[Figure record extracts]
......

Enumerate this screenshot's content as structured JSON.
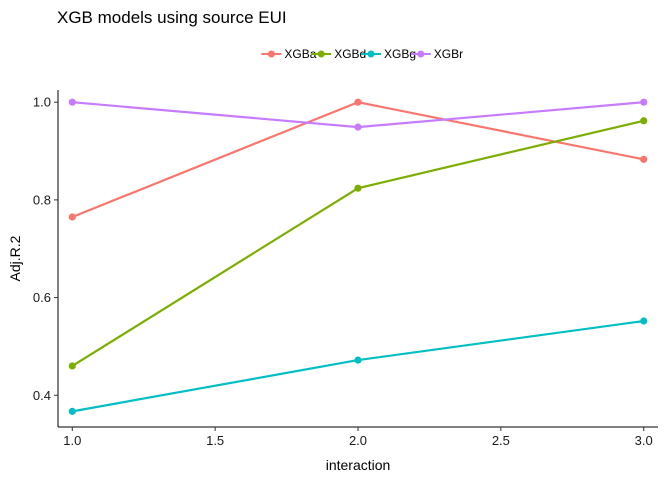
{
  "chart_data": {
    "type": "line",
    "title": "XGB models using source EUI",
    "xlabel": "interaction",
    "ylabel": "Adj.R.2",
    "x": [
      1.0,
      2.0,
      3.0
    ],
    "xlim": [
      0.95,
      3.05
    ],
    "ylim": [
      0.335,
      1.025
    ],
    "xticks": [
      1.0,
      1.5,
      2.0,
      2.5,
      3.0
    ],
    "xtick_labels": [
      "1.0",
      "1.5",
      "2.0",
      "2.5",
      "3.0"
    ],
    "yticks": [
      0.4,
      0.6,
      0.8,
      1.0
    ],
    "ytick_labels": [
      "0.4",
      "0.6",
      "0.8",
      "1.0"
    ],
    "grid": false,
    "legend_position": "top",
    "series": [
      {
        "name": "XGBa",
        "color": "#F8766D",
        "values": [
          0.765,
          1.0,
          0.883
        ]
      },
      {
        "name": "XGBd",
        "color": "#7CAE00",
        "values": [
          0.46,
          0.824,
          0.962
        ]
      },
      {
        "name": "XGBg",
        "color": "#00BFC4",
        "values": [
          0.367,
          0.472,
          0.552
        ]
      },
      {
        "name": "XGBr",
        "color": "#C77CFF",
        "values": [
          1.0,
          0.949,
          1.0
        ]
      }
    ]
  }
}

......

Task statement
The entries above are to be returned exactly, without their pictures.

Final result
Enumerate this screenshot's content as structured JSON.
{
  "chart_data": {
    "type": "line",
    "title": "XGB models using source EUI",
    "xlabel": "interaction",
    "ylabel": "Adj.R.2",
    "x": [
      1.0,
      2.0,
      3.0
    ],
    "xlim": [
      0.95,
      3.05
    ],
    "ylim": [
      0.335,
      1.025
    ],
    "xticks": [
      1.0,
      1.5,
      2.0,
      2.5,
      3.0
    ],
    "xtick_labels": [
      "1.0",
      "1.5",
      "2.0",
      "2.5",
      "3.0"
    ],
    "yticks": [
      0.4,
      0.6,
      0.8,
      1.0
    ],
    "ytick_labels": [
      "0.4",
      "0.6",
      "0.8",
      "1.0"
    ],
    "grid": false,
    "legend_position": "top",
    "series": [
      {
        "name": "XGBa",
        "color": "#F8766D",
        "values": [
          0.765,
          1.0,
          0.883
        ]
      },
      {
        "name": "XGBd",
        "color": "#7CAE00",
        "values": [
          0.46,
          0.824,
          0.962
        ]
      },
      {
        "name": "XGBg",
        "color": "#00BFC4",
        "values": [
          0.367,
          0.472,
          0.552
        ]
      },
      {
        "name": "XGBr",
        "color": "#C77CFF",
        "values": [
          1.0,
          0.949,
          1.0
        ]
      }
    ]
  }
}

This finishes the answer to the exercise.